## Begin Information supplied

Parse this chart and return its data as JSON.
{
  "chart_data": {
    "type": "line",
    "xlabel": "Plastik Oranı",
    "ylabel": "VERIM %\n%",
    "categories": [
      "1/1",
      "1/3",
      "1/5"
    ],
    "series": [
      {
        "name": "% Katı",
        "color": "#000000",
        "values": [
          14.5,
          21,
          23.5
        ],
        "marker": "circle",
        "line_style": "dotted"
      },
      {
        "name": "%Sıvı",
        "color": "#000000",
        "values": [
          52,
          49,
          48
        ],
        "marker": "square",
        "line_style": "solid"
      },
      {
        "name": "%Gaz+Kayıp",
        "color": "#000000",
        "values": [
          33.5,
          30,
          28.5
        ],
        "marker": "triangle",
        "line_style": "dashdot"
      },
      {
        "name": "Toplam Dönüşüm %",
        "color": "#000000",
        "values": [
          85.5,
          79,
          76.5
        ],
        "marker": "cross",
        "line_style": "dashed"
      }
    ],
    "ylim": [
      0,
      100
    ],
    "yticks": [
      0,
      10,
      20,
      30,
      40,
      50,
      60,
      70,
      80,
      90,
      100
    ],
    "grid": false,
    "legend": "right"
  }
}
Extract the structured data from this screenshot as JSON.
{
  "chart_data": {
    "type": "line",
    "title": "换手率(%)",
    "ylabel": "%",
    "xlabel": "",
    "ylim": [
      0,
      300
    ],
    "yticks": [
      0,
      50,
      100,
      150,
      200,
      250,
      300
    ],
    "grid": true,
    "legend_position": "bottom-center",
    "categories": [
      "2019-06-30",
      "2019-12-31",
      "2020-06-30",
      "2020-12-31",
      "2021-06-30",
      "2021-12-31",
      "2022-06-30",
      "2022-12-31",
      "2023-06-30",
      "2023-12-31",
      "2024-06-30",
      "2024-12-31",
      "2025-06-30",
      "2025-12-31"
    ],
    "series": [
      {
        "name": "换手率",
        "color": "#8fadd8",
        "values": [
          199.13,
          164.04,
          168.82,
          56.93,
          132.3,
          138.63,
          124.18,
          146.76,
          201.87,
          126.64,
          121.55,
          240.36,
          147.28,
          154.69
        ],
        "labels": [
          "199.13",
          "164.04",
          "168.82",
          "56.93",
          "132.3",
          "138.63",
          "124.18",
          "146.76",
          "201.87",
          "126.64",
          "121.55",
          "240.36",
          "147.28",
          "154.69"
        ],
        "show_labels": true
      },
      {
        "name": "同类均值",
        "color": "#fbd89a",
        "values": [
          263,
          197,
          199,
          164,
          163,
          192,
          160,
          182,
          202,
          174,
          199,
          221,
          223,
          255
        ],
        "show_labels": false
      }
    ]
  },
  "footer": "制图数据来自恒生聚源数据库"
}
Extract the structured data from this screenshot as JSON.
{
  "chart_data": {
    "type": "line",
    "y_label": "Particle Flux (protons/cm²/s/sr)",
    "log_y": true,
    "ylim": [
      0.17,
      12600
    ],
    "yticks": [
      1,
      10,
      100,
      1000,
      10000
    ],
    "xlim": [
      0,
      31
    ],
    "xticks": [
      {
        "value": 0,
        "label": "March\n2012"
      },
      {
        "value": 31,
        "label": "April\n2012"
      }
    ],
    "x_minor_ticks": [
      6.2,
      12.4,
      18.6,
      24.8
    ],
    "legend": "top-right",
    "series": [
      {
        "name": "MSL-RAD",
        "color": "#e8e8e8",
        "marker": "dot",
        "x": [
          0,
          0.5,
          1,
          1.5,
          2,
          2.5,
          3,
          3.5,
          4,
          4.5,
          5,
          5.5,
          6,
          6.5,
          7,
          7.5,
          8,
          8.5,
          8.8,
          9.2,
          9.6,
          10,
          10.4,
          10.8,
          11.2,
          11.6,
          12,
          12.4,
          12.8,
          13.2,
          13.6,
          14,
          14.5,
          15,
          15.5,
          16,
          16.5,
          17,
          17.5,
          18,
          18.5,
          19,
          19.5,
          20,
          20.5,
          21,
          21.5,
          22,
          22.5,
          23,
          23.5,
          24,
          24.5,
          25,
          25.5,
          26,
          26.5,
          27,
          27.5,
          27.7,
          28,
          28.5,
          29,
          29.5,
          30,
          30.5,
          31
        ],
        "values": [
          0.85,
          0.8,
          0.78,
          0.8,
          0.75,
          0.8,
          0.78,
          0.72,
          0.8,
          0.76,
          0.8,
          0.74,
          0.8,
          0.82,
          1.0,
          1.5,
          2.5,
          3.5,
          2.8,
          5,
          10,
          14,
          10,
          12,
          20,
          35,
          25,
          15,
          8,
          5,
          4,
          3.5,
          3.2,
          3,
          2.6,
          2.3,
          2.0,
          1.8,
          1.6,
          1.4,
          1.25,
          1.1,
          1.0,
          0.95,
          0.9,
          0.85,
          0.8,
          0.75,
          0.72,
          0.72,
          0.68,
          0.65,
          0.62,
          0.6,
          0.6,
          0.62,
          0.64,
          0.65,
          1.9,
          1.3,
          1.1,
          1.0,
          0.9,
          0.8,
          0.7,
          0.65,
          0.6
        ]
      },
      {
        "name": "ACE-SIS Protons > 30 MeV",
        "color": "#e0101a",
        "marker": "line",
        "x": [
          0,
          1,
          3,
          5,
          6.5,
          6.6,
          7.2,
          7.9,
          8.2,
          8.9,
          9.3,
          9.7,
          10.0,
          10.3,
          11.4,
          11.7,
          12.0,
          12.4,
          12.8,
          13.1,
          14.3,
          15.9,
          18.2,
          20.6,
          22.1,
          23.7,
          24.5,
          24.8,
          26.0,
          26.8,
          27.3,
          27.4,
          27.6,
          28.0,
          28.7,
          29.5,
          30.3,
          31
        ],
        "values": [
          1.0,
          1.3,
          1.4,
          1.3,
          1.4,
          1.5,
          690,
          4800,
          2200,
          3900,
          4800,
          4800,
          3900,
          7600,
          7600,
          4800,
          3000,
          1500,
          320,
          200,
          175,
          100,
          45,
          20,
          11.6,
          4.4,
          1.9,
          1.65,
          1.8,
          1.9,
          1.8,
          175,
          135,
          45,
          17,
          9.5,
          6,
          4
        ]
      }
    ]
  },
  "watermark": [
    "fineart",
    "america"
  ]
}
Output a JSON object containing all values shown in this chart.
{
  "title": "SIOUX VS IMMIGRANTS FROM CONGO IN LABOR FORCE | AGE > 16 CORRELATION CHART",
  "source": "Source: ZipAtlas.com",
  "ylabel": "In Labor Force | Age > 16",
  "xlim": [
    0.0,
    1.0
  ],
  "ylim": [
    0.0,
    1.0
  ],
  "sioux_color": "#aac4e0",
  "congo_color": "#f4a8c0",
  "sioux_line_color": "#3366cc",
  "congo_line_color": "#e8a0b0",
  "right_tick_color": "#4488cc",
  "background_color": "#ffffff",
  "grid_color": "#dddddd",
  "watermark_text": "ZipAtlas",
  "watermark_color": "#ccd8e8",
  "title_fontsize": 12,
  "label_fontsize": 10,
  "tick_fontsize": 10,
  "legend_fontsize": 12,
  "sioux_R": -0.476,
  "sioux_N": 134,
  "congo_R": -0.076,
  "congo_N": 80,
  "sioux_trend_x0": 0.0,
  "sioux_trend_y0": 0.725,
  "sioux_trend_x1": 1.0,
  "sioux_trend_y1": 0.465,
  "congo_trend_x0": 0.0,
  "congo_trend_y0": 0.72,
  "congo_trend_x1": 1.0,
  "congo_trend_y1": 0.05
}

## End Information supplied

**Aim**
State, as a number only, how many lines in the entries include "marker".

**Result of the exercise**
6